▸ **What the task asks**
Nothing should be left out: output all of the entries exactly.

+ + + + +

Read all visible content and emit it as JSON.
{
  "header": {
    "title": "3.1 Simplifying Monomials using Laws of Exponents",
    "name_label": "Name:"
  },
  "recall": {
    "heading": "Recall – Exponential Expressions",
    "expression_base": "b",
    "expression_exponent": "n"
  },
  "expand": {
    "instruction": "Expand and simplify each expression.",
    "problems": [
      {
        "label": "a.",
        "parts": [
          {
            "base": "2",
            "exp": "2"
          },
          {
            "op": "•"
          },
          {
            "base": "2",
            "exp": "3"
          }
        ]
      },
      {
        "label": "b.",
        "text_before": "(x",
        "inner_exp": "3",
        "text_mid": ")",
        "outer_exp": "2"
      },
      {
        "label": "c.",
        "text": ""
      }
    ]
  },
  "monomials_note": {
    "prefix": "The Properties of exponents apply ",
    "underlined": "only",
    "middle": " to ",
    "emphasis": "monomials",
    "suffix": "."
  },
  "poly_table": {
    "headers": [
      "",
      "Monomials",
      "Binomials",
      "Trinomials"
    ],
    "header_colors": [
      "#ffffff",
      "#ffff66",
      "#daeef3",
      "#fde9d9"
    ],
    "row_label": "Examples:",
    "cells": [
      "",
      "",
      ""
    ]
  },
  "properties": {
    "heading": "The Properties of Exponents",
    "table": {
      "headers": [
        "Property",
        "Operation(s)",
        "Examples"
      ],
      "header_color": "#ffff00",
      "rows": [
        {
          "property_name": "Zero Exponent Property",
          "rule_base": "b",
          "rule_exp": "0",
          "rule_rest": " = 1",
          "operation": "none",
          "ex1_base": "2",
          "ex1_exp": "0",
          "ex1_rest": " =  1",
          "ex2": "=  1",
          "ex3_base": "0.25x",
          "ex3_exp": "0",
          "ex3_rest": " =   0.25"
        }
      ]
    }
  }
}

+ + + + +

▸ **Written solution**
Read all visible content and emit it as JSON.
{
  "header": {
    "title": "3.1 Simplifying Monomials using Laws of Exponents",
    "name_label": "Name:"
  },
  "recall": {
    "heading": "Recall – Exponential Expressions",
    "expression_base": "b",
    "expression_exponent": "n"
  },
  "expand": {
    "instruction": "Expand and simplify each expression.",
    "problems": [
      {
        "label": "a.",
        "parts": [
          {
            "base": "2",
            "exp": "2"
          },
          {
            "op": "•"
          },
          {
            "base": "2",
            "exp": "3"
          }
        ]
      },
      {
        "label": "b.",
        "text_before": "(x",
        "inner_exp": "3",
        "text_mid": ")",
        "outer_exp": "2"
      },
      {
        "label": "c.",
        "text": ""
      }
    ]
  },
  "monomials_note": {
    "prefix": "The Properties of exponents apply ",
    "underlined": "only",
    "middle": " to ",
    "emphasis": "monomials",
    "suffix": "."
  },
  "poly_table": {
    "headers": [
      "",
      "Monomials",
      "Binomials",
      "Trinomials"
    ],
    "header_colors": [
      "#ffffff",
      "#ffff66",
      "#daeef3",
      "#fde9d9"
    ],
    "row_label": "Examples:",
    "cells": [
      "",
      "",
      ""
    ]
  },
  "properties": {
    "heading": "The Properties of Exponents",
    "table": {
      "headers": [
        "Property",
        "Operation(s)",
        "Examples"
      ],
      "header_color": "#ffff00",
      "rows": [
        {
          "property_name": "Zero Exponent Property",
          "rule_base": "b",
          "rule_exp": "0",
          "rule_rest": " = 1",
          "operation": "none",
          "ex1_base": "2",
          "ex1_exp": "0",
          "ex1_rest": " =  1",
          "ex2": "=  1",
          "ex3_base": "0.25x",
          "ex3_exp": "0",
          "ex3_rest": " =   0.25"
        }
      ]
    }
  }
}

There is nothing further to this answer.